[Items listed in a dataset]
---*---

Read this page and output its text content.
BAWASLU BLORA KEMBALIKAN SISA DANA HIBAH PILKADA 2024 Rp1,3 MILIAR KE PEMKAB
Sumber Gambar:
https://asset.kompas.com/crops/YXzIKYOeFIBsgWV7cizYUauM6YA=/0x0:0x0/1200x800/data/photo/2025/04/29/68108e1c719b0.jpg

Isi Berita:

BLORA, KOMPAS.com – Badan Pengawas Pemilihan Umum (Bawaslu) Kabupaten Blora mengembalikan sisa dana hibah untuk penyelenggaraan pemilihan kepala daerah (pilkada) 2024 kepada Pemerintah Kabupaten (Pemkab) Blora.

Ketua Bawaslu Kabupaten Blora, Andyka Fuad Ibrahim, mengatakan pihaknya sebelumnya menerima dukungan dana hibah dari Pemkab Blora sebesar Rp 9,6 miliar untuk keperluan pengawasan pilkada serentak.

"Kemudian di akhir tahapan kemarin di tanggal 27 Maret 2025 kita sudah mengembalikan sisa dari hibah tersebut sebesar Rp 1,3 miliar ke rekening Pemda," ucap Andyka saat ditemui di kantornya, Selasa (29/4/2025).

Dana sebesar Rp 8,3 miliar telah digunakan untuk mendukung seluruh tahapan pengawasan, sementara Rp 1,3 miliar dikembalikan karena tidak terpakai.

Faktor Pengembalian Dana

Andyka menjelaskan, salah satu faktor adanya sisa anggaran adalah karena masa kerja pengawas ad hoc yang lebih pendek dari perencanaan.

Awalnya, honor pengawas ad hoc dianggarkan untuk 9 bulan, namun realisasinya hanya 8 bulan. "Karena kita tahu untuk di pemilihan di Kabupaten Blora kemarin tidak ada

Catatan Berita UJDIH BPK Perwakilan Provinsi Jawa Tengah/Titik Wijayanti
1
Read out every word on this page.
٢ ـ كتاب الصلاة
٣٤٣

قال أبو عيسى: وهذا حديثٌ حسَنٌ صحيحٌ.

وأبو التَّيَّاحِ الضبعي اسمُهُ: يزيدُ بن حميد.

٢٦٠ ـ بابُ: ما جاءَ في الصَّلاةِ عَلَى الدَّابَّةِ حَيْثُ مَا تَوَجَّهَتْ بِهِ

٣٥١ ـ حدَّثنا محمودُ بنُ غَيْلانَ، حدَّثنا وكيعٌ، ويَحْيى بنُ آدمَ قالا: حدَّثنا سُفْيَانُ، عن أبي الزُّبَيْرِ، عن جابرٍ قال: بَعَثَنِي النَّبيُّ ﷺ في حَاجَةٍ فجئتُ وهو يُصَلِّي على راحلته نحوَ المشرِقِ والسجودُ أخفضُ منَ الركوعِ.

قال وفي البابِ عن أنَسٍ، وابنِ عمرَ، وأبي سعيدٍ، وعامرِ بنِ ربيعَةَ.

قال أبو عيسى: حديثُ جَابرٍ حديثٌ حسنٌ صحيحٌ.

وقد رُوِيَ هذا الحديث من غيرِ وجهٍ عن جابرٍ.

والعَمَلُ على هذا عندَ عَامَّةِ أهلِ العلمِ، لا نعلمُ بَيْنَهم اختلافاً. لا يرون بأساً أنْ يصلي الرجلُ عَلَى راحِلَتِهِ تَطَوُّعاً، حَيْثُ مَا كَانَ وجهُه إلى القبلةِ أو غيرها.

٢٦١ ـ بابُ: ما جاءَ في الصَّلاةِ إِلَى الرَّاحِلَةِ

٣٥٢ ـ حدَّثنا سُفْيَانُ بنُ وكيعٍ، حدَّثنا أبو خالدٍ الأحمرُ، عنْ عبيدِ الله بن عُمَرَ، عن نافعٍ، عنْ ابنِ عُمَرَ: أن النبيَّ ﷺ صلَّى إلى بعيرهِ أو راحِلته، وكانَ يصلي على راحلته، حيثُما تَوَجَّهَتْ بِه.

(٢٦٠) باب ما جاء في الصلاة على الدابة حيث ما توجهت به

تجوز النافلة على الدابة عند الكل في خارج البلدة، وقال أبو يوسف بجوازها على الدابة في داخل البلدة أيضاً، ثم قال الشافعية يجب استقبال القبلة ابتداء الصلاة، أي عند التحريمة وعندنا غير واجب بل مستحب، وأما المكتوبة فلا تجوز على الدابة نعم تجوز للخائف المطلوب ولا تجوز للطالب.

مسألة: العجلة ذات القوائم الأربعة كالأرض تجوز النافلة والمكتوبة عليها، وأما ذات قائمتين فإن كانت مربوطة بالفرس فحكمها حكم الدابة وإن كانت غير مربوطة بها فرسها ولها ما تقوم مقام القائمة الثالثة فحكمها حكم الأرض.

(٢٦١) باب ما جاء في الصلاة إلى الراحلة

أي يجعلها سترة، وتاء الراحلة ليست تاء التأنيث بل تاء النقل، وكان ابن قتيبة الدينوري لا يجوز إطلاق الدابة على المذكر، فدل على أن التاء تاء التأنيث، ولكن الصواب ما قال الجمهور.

---*---

__WHAT YOU NEED TO DO__
Pick out the lines above that hold the string "راحلته" and show them.

__EXERCISE OUTPUT__
٣٥١ ـ حدَّثنا محمودُ بنُ غَيْلانَ، حدَّثنا وكيعٌ، ويَحْيى بنُ آدمَ قالا: حدَّثنا سُفْيَانُ، عن أبي الزُّبَيْرِ، عن جابرٍ قال: بَعَثَنِي النَّبيُّ ﷺ في حَاجَةٍ فجئتُ وهو يُصَلِّي على راحلته نحوَ المشرِقِ والسجودُ أخفضُ منَ الركوعِ.
٣٥٢ ـ حدَّثنا سُفْيَانُ بنُ وكيعٍ، حدَّثنا أبو خالدٍ الأحمرُ، عنْ عبيدِ الله بن عُمَرَ، عن نافعٍ، عنْ ابنِ عُمَرَ: أن النبيَّ ﷺ صلَّى إلى بعيرهِ أو راحِلته، وكانَ يصلي على راحلته، حيثُما تَوَجَّهَتْ بِه.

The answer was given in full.